Given data:
===============

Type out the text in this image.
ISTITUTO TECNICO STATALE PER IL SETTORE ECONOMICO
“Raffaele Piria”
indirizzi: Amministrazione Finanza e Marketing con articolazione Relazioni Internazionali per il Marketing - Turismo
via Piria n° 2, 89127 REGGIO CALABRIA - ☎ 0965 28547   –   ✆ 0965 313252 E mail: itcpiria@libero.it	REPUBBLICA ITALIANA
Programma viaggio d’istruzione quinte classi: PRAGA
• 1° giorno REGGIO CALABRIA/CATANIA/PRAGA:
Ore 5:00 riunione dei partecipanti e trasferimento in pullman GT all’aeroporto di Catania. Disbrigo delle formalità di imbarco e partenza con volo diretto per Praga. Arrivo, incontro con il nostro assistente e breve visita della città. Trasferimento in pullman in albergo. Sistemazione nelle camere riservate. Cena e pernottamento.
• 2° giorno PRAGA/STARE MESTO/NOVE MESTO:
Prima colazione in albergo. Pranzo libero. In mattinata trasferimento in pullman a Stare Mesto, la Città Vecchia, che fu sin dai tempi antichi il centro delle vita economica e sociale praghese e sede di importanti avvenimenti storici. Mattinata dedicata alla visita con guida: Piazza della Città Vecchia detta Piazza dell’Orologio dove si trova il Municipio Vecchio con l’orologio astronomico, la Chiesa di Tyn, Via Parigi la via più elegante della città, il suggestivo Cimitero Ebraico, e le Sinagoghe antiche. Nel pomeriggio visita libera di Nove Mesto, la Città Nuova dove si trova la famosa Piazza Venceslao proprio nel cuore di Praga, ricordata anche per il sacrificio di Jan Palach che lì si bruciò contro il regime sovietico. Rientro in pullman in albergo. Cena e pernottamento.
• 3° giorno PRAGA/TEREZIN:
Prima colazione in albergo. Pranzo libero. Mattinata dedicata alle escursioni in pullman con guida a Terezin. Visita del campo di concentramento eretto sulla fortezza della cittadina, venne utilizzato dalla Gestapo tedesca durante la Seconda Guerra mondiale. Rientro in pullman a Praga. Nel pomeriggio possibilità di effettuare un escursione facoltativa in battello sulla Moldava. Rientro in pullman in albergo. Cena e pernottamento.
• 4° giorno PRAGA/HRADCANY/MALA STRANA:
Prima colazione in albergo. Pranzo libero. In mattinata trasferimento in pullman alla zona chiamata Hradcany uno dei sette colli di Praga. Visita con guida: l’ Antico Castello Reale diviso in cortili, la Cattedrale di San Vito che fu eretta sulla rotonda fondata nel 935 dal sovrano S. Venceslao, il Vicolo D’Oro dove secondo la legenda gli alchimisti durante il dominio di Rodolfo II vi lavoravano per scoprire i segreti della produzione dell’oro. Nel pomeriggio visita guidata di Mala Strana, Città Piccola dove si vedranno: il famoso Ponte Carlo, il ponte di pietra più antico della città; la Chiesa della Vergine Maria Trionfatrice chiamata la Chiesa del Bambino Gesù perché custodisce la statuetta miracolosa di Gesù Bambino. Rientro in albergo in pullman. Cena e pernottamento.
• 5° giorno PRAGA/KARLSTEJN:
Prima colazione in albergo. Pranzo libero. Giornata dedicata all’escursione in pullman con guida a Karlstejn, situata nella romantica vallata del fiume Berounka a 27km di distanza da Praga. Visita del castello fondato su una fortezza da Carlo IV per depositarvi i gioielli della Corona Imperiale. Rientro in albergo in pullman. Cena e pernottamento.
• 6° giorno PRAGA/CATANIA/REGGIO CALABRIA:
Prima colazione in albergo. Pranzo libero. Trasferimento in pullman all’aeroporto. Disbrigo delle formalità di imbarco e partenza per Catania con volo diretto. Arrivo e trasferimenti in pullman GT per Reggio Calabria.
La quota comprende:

===============

Given exercise:
Say, as a single number and nothing more, how many lines of the entries contain the word "giorno".

Correct result:
6